Extracted data entries
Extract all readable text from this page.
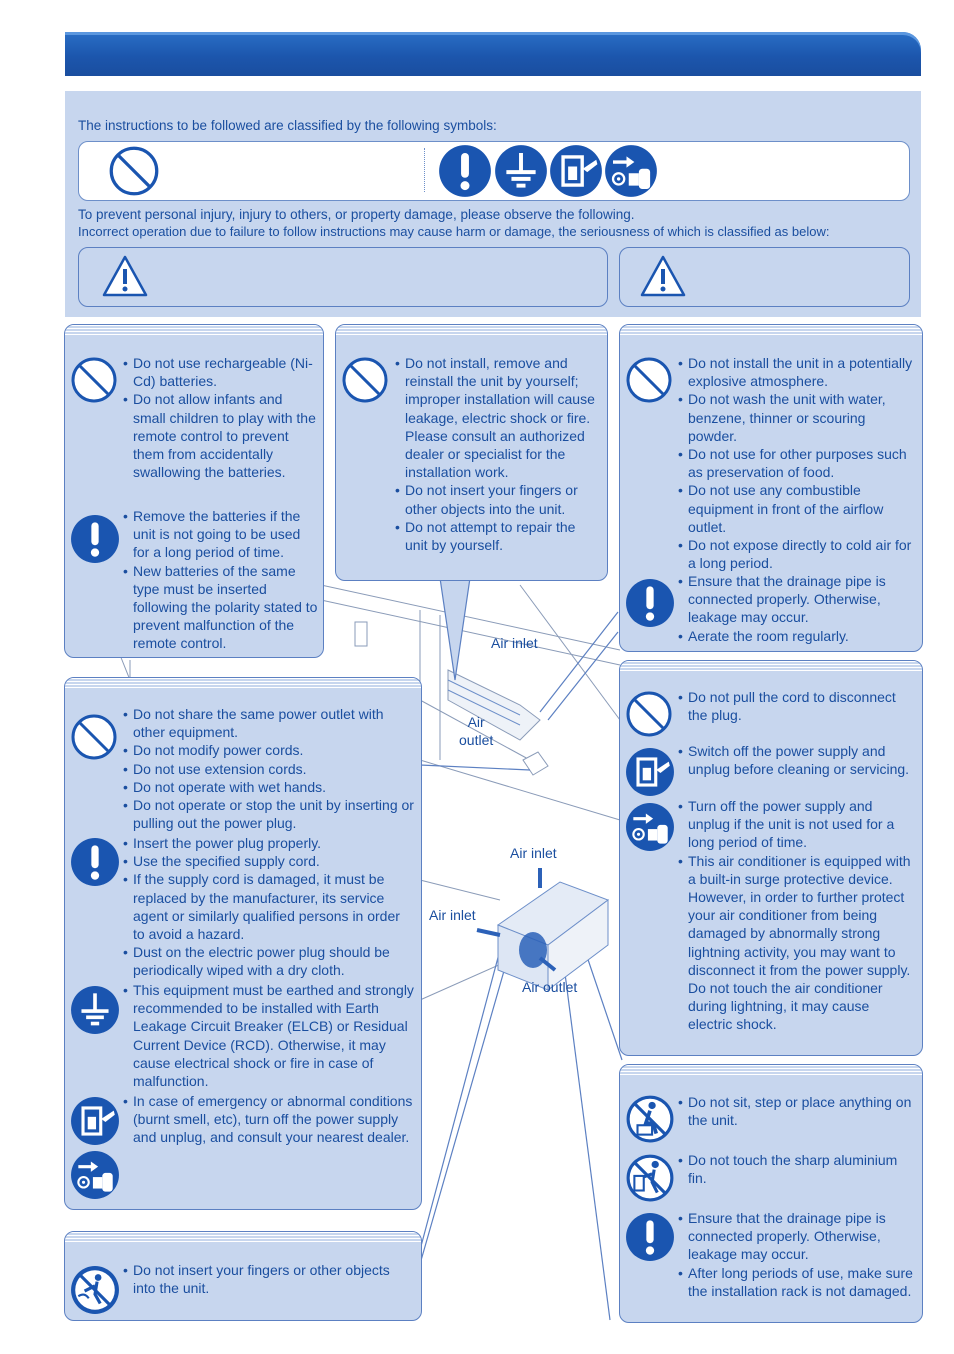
The instructions to be followed are classified by the following symbols:
To prevent personal injury, injury to others, or property damage, please observe the following.
Incorrect operation due to failure to follow instructions may cause harm or damage, the seriousness of which is classified as below:
• Do not use rechargeable (Ni-Cd) batteries.
• Do not allow infants and small children to play with the remote control to prevent them from accidentally swallowing the batteries.
• Remove the batteries if the unit is not going to be used for a long period of time.
• New batteries of the same type must be inserted following the polarity stated to prevent malfunction of the remote control.
• Do not install, remove and reinstall the unit by yourself; improper installation will cause leakage, electric shock or fire. Please consult an authorized dealer or specialist for the installation work.
• Do not insert your fingers or other objects into the unit.
• Do not attempt to repair the unit by yourself.
• Do not install the unit in a potentially explosive atmosphere.
• Do not wash the unit with water, benzene, thinner or scouring powder.
• Do not use for other purposes such as preservation of food.
• Do not use any combustible equipment in front of the airflow outlet.
• Do not expose directly to cold air for a long period.
• Ensure that the drainage pipe is connected properly. Otherwise, leakage may occur.
• Aerate the room regularly.
Air inlet
Air
outlet
• Do not share the same power outlet with other equipment.
• Do not modify power cords.
• Do not use extension cords.
• Do not operate with wet hands.
• Do not operate or stop the unit by inserting or pulling out the power plug.
• Insert the power plug properly.
• Use the specified supply cord.
• If the supply cord is damaged, it must be replaced by the manufacturer, its service agent or similarly qualified persons in order to avoid a hazard.
• Dust on the electric power plug should be periodically wiped with a dry cloth.
• This equipment must be earthed and strongly recommended to be installed with Earth Leakage Circuit Breaker (ELCB) or Residual Current Device (RCD). Otherwise, it may cause electrical shock or fire in case of malfunction.
• In case of emergency or abnormal conditions (burnt smell, etc), turn off the power supply and unplug, and consult your nearest dealer.
• Do not insert your fingers or other objects into the unit.
Air inlet
Air inlet
Air outlet
• Do not pull the cord to disconnect the plug.
• Switch off the power supply and unplug before cleaning or servicing.
• Turn off the power supply and unplug if the unit is not used for a long period of time.
• This air conditioner is equipped with a built-in surge protective device. However, in order to further protect your air conditioner from being damaged by abnormally strong lightning activity, you may want to disconnect it from the power supply. Do not touch the air conditioner during lightning, it may cause electric shock.
• Do not sit, step or place anything on the unit.
• Do not touch the sharp aluminium fin.
• Ensure that the drainage pipe is connected properly. Otherwise, leakage may occur.
• After long periods of use, make sure the installation rack is not damaged.
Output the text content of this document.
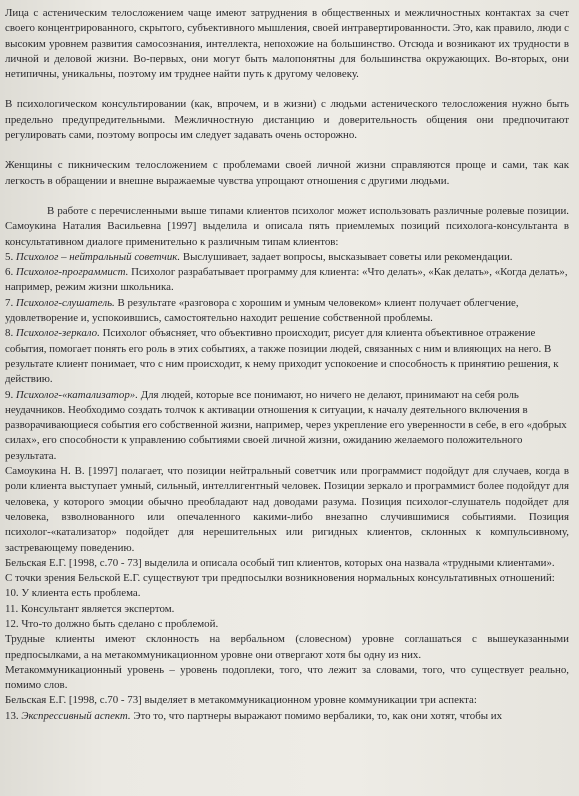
Лица с астеническим телосложением чаще имеют затруднения в общественных и межличностных контактах за счет своего концентрированного, скрытого, субъективного мышления, своей интравертированности. Это, как правило, люди с высоким уровнем развития самосознания, интеллекта, непохожие на большинство. Отсюда и возникают их трудности в личной и деловой жизни. Во-первых, они могут быть малопонятны для большинства окружающих. Во-вторых, они нетипичны, уникальны, поэтому им труднее найти путь к другому человеку.

В психологическом консультировании (как, впрочем, и в жизни) с людьми астенического телосложения нужно быть предельно предупредительными. Межличностную дистанцию и доверительность общения они предпочитают регулировать сами, поэтому вопросы им следует задавать очень осторожно.

Женщины с пикническим телосложением с проблемами своей личной жизни справляются проще и сами, так как легкость в обращении и внешне выражаемые чувства упрощают отношения с другими людьми.

В работе с перечисленными выше типами клиентов психолог может использовать различные ролевые позиции. Самоукина Наталия Васильевна [1997] выделила и описала пять приемлемых позиций психолога-консультанта в консультативном диалоге применительно к различным типам клиентов:

5. Психолог – нейтральный советчик. Выслушивает, задает вопросы, высказывает советы или рекомендации.

6. Психолог-программист. Психолог разрабатывает программу для клиента: «Что делать», «Как делать», «Когда делать», например, режим жизни школьника.

7. Психолог-слушатель. В результате «разговора с хорошим и умным человеком» клиент получает облегчение, удовлетворение и, успокоившись, самостоятельно находит решение собственной проблемы.

8. Психолог-зеркало. Психолог объясняет, что объективно происходит, рисует для клиента объективное отражение события, помогает понять его роль в этих событиях, а также позиции людей, связанных с ним и влияющих на него. В результате клиент понимает, что с ним происходит, к нему приходит успокоение и способность к принятию решения, к действию.

9. Психолог-«катализатор». Для людей, которые все понимают, но ничего не делают, принимают на себя роль неудачников. Необходимо создать толчок к активации отношения к ситуации, к началу деятельного включения в разворачивающиеся события его собственной жизни, например, через укрепление его уверенности в себе, в его «добрых силах», его способности к управлению событиями своей личной жизни, ожиданию желаемого положительного результата.

Самоукина Н. В. [1997] полагает, что позиции нейтральный советчик или программист подойдут для случаев, когда в роли клиента выступает умный, сильный, интеллигентный человек. Позиции зеркало и программист более подойдут для человека, у которого эмоции обычно преобладают над доводами разума. Позиция психолог-слушатель подойдет для человека, взволнованного или опечаленного какими-либо внезапно случившимися событиями. Позиция психолог-«катализатор» подойдет для нерешительных или ригидных клиентов, склонных к компульсивному, застревающему поведению.

Бельская Е.Г. [1998, с.70 - 73] выделила и описала особый тип клиентов, которых она назвала «трудными клиентами».

С точки зрения Бельской Е.Г. существуют три предпосылки возникновения нормальных консультативных отношений:

10. У клиента есть проблема.

11. Консультант является экспертом.

12. Что-то должно быть сделано с проблемой.

Трудные клиенты имеют склонность на вербальном (словесном) уровне соглашаться с вышеуказанными предпосылками, а на метакоммуникационном уровне они отвергают хотя бы одну из них.

Метакоммуникационный уровень – уровень подоплеки, того, что лежит за словами, того, что существует реально, помимо слов.

Бельская Е.Г. [1998, с.70 - 73] выделяет в метакоммуникационном уровне коммуникации три аспекта:

13. Экспрессивный аспект. Это то, что партнеры выражают помимо вербалики, то, как они хотят, чтобы их
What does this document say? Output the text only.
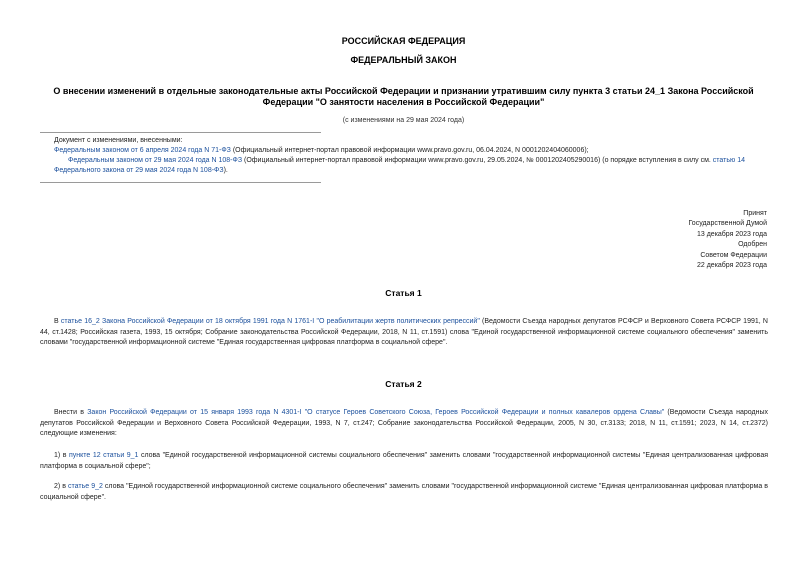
РОССИЙСКАЯ ФЕДЕРАЦИЯ
ФЕДЕРАЛЬНЫЙ ЗАКОН
О внесении изменений в отдельные законодательные акты Российской Федерации и признании утратившим силу пункта 3 статьи 24_1 Закона Российской Федерации "О занятости населения в Российской Федерации"
(с изменениями на 29 мая 2024 года)
Документ с изменениями, внесенными:
Федеральным законом от 6 апреля 2024 года N 71-ФЗ (Официальный интернет-портал правовой информации www.pravo.gov.ru, 06.04.2024, N 0001202404060006);
Федеральным законом от 29 мая 2024 года N 108-ФЗ (Официальный интернет-портал правовой информации www.pravo.gov.ru, 29.05.2024, № 0001202405290016) (о порядке вступления в силу см. статью 14 Федерального закона от 29 мая 2024 года N 108-ФЗ).
Принят
Государственной Думой
13 декабря 2023 года
Одобрен
Советом Федерации
22 декабря 2023 года
Статья 1
В статье 16_2 Закона Российской Федерации от 18 октября 1991 года N 1761-I "О реабилитации жертв политических репрессий" (Ведомости Съезда народных депутатов РСФСР и Верховного Совета РСФСР 1991, N 44, ст.1428; Российская газета, 1993, 15 октября; Собрание законодательства Российской Федерации, 2018, N 11, ст.1591) слова "Единой государственной информационной системе социального обеспечения" заменить словами "государственной информационной системе "Единая государственная цифровая платформа в социальной сфере".
Статья 2
Внести в Закон Российской Федерации от 15 января 1993 года N 4301-I "О статусе Героев Советского Союза, Героев Российской Федерации и полных кавалеров ордена Славы" (Ведомости Съезда народных депутатов Российской Федерации и Верховного Совета Российской Федерации, 1993, N 7, ст.247; Собрание законодательства Российской Федерации, 2005, N 30, ст.3133; 2018, N 11, ст.1591; 2023, N 14, ст.2372) следующие изменения:
1) в пункте 12 статьи 9_1 слова "Единой государственной информационной системы социального обеспечения" заменить словами "государственной информационной системы "Единая централизованная цифровая платформа в социальной сфере";
2) в статье 9_2 слова "Единой государственной информационной системе социального обеспечения" заменить словами "государственной информационной системе "Единая централизованная цифровая платформа в социальной сфере".
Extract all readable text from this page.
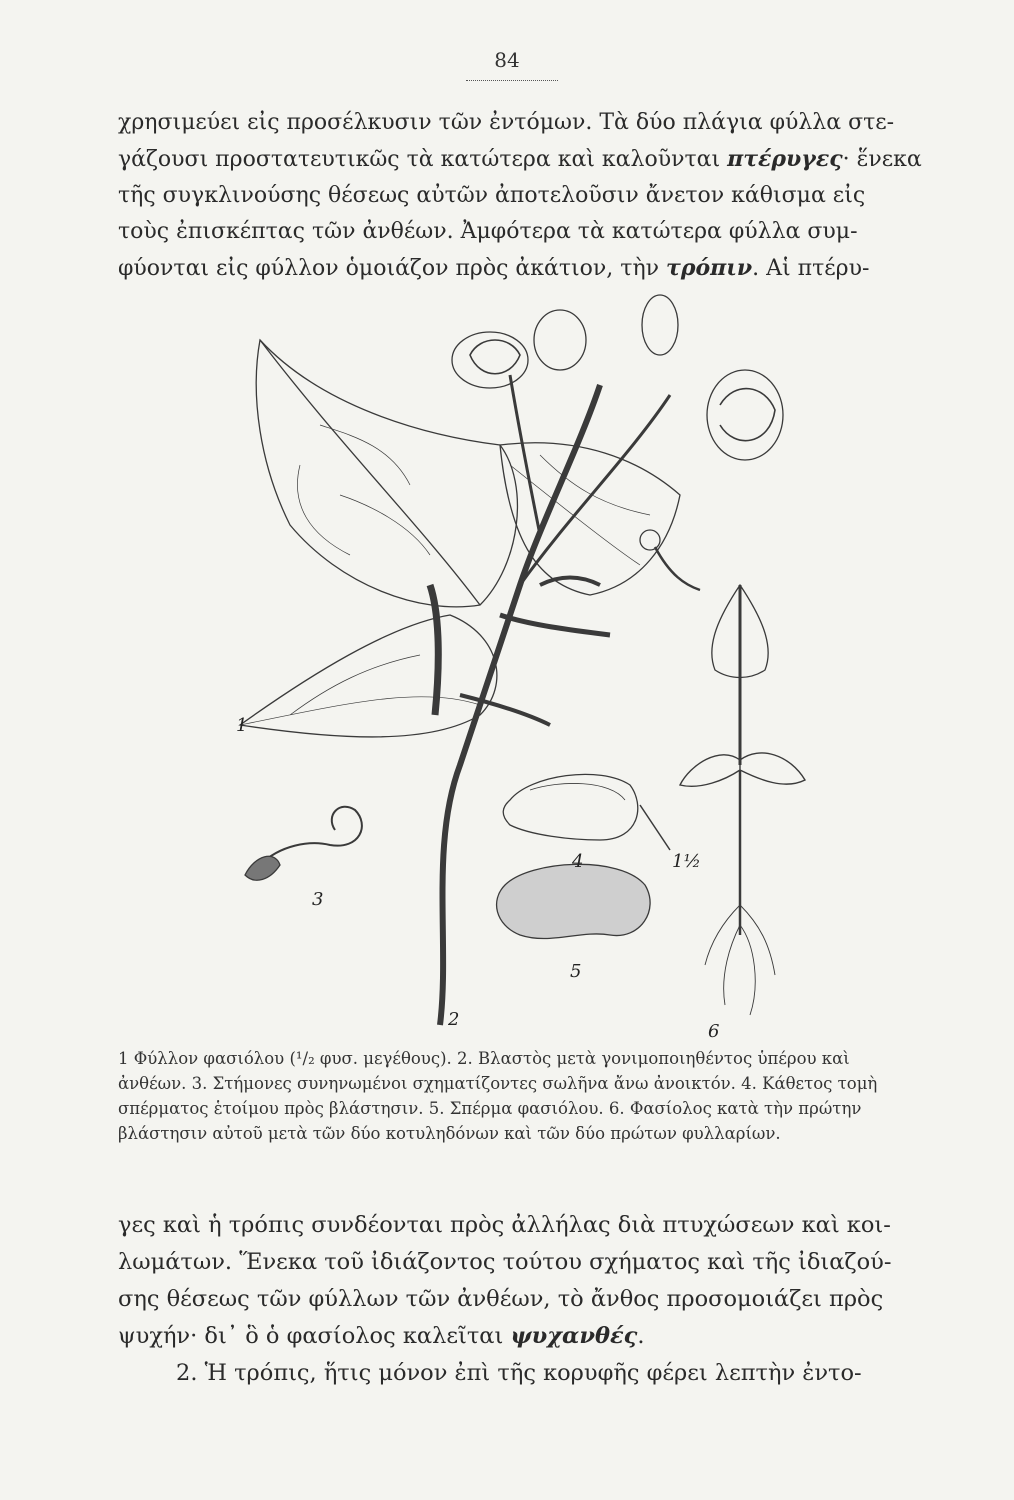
84
χρησιμεύει εἰς προσέλκυσιν τῶν ἐντόμων. Τὰ δύο πλάγια φύλλα στε-
γάζουσι προστατευτικῶς τὰ κατώτερα καὶ καλοῦνται πτέρυγες· ἕνεκα
τῆς συγκλινούσης θέσεως αὐτῶν ἀποτελοῦσιν ἄνετον κάθισμα εἰς
τοὺς ἐπισκέπτας τῶν ἀνθέων. Ἀμφότερα τὰ κατώτερα φύλλα συμ-
φύονται εἰς φύλλον ὁμοιάζον πρὸς ἀκάτιον, τὴν τρόπιν. Αἱ πτέρυ-
1
2
3
4	1½
5
6
1 Φύλλον φασιόλου (¹/₂ φυσ. μεγέθους). 2. Βλαστὸς μετὰ γονιμοποιηθέντος ὑπέρου καὶ ἀνθέων. 3. Στήμονες συνηνωμένοι σχηματίζοντες σωλῆνα ἄνω ἀνοικτόν. 4. Κάθετος τομὴ σπέρματος ἑτοίμου πρὸς βλάστησιν. 5. Σπέρμα φασιόλου. 6. Φασίολος κατὰ τὴν πρώτην βλάστησιν αὐτοῦ μετὰ τῶν δύο κοτυληδόνων καὶ τῶν δύο πρώτων φυλλαρίων.
γες καὶ ἡ τρόπις συνδέονται πρὸς ἀλλήλας διὰ πτυχώσεων καὶ κοι-
λωμάτων. Ἕνεκα τοῦ ἰδιάζοντος τούτου σχήματος καὶ τῆς ἰδιαζού-
σης θέσεως τῶν φύλλων τῶν ἀνθέων, τὸ ἄνθος προσομοιάζει πρὸς
ψυχήν· δι᾽ ὃ ὁ φασίολος καλεῖται ψυχανθές.
2. Ἡ τρόπις, ἥτις μόνον ἐπὶ τῆς κορυφῆς φέρει λεπτὴν ἐντο-
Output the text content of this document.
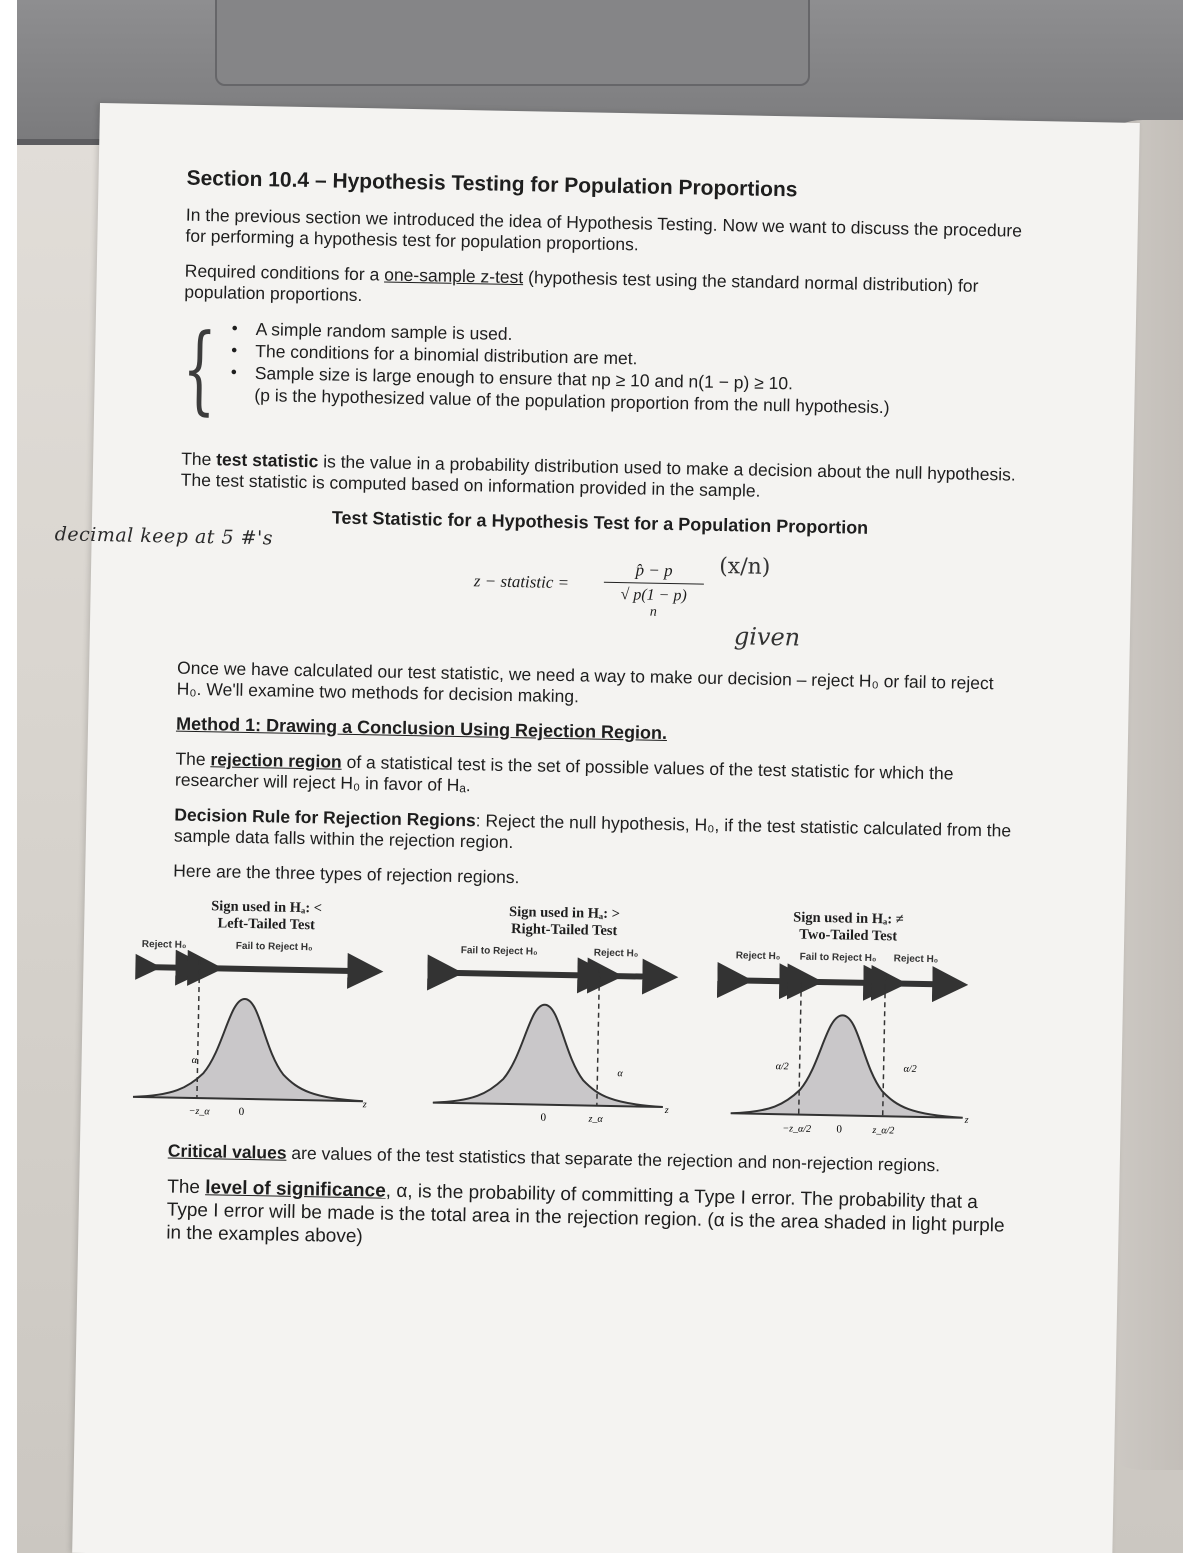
Section 10.4 – Hypothesis Testing for Population Proportions

In the previous section we introduced the idea of Hypothesis Testing. Now we want to discuss the procedure for performing a hypothesis test for population proportions.

Required conditions for a one-sample z-test (hypothesis test using the standard normal distribution) for population proportions.

{ • A simple random sample is used.
• The conditions for a binomial distribution are met.
• Sample size is large enough to ensure that np ≥ 10 and n(1 − p) ≥ 10.
(p is the hypothesized value of the population proportion from the null hypothesis.)

The test statistic is the value in a probability distribution used to make a decision about the null hypothesis. The test statistic is computed based on information provided in the sample.

Test Statistic for a Hypothesis Test for a Population Proportion
decimal keep at 5 #'s
z − statistic =
p̂ − p
√ p(1 − p)
n
(x/n)
given

Once we have calculated our test statistic, we need a way to make our decision – reject H₀ or fail to reject H₀. We'll examine two methods for decision making.

Method 1: Drawing a Conclusion Using Rejection Region.

The rejection region of a statistical test is the set of possible values of the test statistic for which the researcher will reject H₀ in favor of Hₐ.

Decision Rule for Rejection Regions: Reject the null hypothesis, H₀, if the test statistic calculated from the sample data falls within the rejection region.

Here are the three types of rejection regions.

Sign used in Hₐ: <
Left-Tailed Test
Sign used in Hₐ: >
Right-Tailed Test
Sign used in Hₐ: ≠
Two-Tailed Test
Reject H₀	Fail to Reject H₀	Fail to Reject H₀	Reject H₀	Reject H₀ Fail to Reject H₀ Reject H₀
α
−z_α	0
z
α
0	z_α
z
α/2	α/2
−z_α/2 0	z_α/2
z

Critical values are values of the test statistics that separate the rejection and non-rejection regions.

The level of significance, α, is the probability of committing a Type I error. The probability that a Type I error will be made is the total area in the rejection region. (α is the area shaded in light purple in the examples above)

▶ _Work to complete_:
From the listing, tally every line with the word "instructions" in it and give only the tally.

▶ _Task response_:
2